Task:
In the material below, identify each line bearing the word "JSON". Reproduce those lines.

*-*-*

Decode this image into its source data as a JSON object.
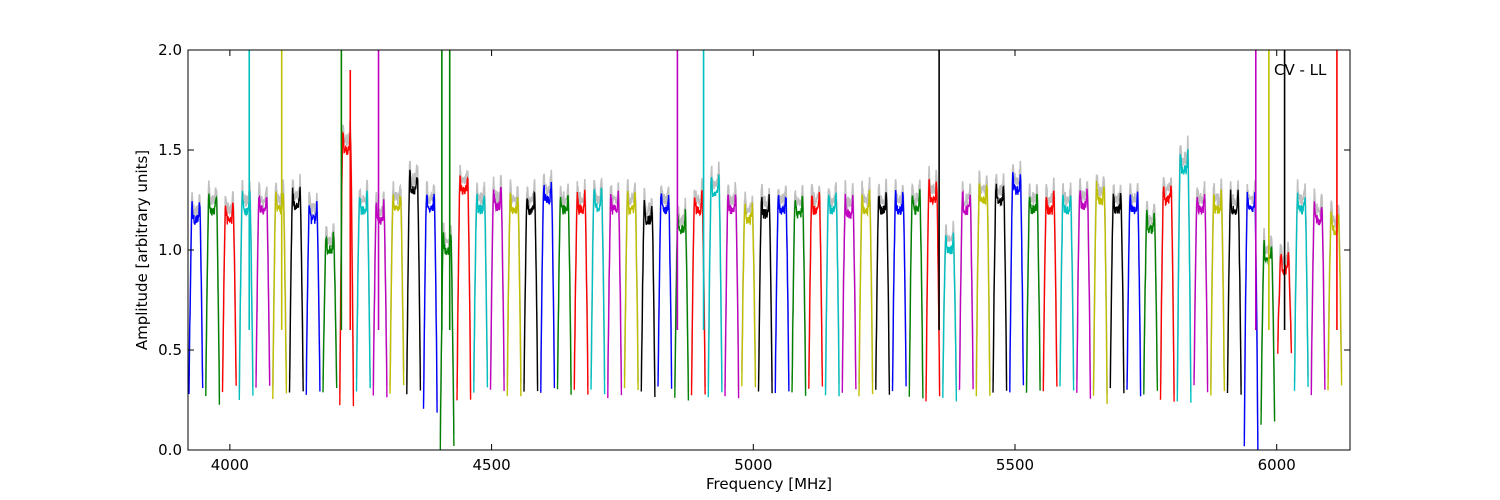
{
  "chart_data": {
    "type": "line",
    "title": "",
    "xlabel": "Frequency [MHz]",
    "ylabel": "Amplitude [arbitrary units]",
    "xlim": [
      3920,
      6140
    ],
    "ylim": [
      0.0,
      2.0
    ],
    "xticks": [
      4000,
      4500,
      5000,
      5500,
      6000
    ],
    "xtick_labels": [
      "4000",
      "4500",
      "5000",
      "5500",
      "6000"
    ],
    "yticks": [
      0.0,
      0.5,
      1.0,
      1.5,
      2.0
    ],
    "ytick_labels": [
      "0.0",
      "0.5",
      "1.0",
      "1.5",
      "2.0"
    ],
    "annotation": "CV - LL",
    "grid": false,
    "legend": "none",
    "background_color": "#c0c0c0",
    "color_cycle": [
      "#0000ff",
      "#008000",
      "#ff0000",
      "#00bfbf",
      "#bf00bf",
      "#bfbf00",
      "#000000"
    ],
    "window_width_mhz": 26,
    "window_spacing_mhz": 32,
    "window_start_mhz": 3922,
    "window_centers_mhz": [
      3935,
      3967,
      3999,
      4031,
      4063,
      4095,
      4127,
      4159,
      4191,
      4223,
      4255,
      4287,
      4319,
      4351,
      4383,
      4415,
      4447,
      4479,
      4511,
      4543,
      4575,
      4607,
      4639,
      4671,
      4703,
      4735,
      4767,
      4799,
      4831,
      4863,
      4895,
      4927,
      4959,
      4991,
      5023,
      5055,
      5087,
      5119,
      5151,
      5183,
      5215,
      5247,
      5279,
      5311,
      5343,
      5375,
      5407,
      5439,
      5471,
      5503,
      5535,
      5567,
      5599,
      5631,
      5663,
      5695,
      5727,
      5759,
      5791,
      5823,
      5855,
      5887,
      5919,
      5951,
      5983,
      6015,
      6047,
      6079,
      6111
    ],
    "window_levels": [
      1.15,
      1.2,
      1.15,
      1.2,
      1.2,
      1.2,
      1.22,
      1.15,
      1.0,
      1.5,
      1.2,
      1.15,
      1.2,
      1.3,
      1.2,
      1.0,
      1.3,
      1.2,
      1.22,
      1.2,
      1.2,
      1.25,
      1.2,
      1.2,
      1.22,
      1.2,
      1.2,
      1.15,
      1.2,
      1.1,
      1.2,
      1.28,
      1.2,
      1.15,
      1.18,
      1.2,
      1.18,
      1.2,
      1.2,
      1.18,
      1.2,
      1.2,
      1.2,
      1.2,
      1.25,
      1.0,
      1.2,
      1.25,
      1.25,
      1.3,
      1.2,
      1.2,
      1.2,
      1.22,
      1.25,
      1.2,
      1.2,
      1.1,
      1.25,
      1.4,
      1.2,
      1.2,
      1.2,
      1.2,
      0.95,
      0.9,
      1.2,
      1.15,
      1.1
    ],
    "window_minima": [
      0.3,
      0.25,
      0.3,
      0.27,
      0.3,
      0.26,
      0.28,
      0.3,
      0.3,
      0.22,
      0.3,
      0.28,
      0.3,
      0.3,
      0.2,
      0.0,
      0.26,
      0.3,
      0.3,
      0.28,
      0.3,
      0.3,
      0.28,
      0.3,
      0.3,
      0.28,
      0.3,
      0.27,
      0.3,
      0.25,
      0.28,
      0.27,
      0.28,
      0.3,
      0.28,
      0.3,
      0.28,
      0.3,
      0.28,
      0.3,
      0.28,
      0.3,
      0.3,
      0.28,
      0.25,
      0.25,
      0.3,
      0.28,
      0.3,
      0.3,
      0.28,
      0.3,
      0.3,
      0.28,
      0.25,
      0.3,
      0.28,
      0.3,
      0.25,
      0.22,
      0.3,
      0.28,
      0.3,
      0.02,
      0.12,
      0.5,
      0.3,
      0.28,
      0.3
    ],
    "spikes": [
      {
        "x": 4037,
        "y_top": 2.0,
        "color": "#00bfbf"
      },
      {
        "x": 4099,
        "y_top": 2.0,
        "color": "#bfbf00"
      },
      {
        "x": 4213,
        "y_top": 2.0,
        "color": "#008000"
      },
      {
        "x": 4230,
        "y_top": 1.9,
        "color": "#ff0000"
      },
      {
        "x": 4284,
        "y_top": 2.0,
        "color": "#bf00bf"
      },
      {
        "x": 4405,
        "y_top": 2.0,
        "color": "#008000"
      },
      {
        "x": 4420,
        "y_top": 2.0,
        "color": "#008000"
      },
      {
        "x": 4855,
        "y_top": 2.0,
        "color": "#bf00bf"
      },
      {
        "x": 4905,
        "y_top": 2.0,
        "color": "#00bfbf"
      },
      {
        "x": 5355,
        "y_top": 2.0,
        "color": "#000000"
      },
      {
        "x": 5960,
        "y_top": 2.0,
        "color": "#bf00bf"
      },
      {
        "x": 5985,
        "y_top": 2.0,
        "color": "#bfbf00"
      },
      {
        "x": 6015,
        "y_top": 2.0,
        "color": "#000000"
      },
      {
        "x": 6115,
        "y_top": 2.0,
        "color": "#ff0000"
      }
    ]
  }
}
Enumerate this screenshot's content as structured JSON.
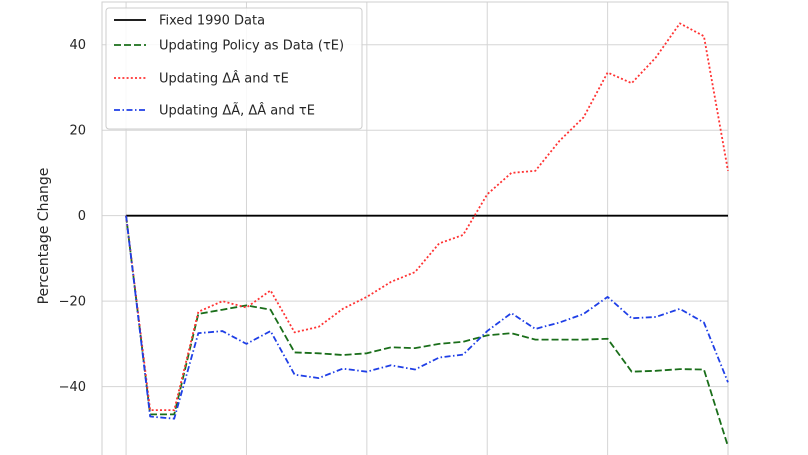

*-*-*

Answer below:
Decode this image into its source data as a JSON object.
Enumerate this screenshot's content as structured JSON.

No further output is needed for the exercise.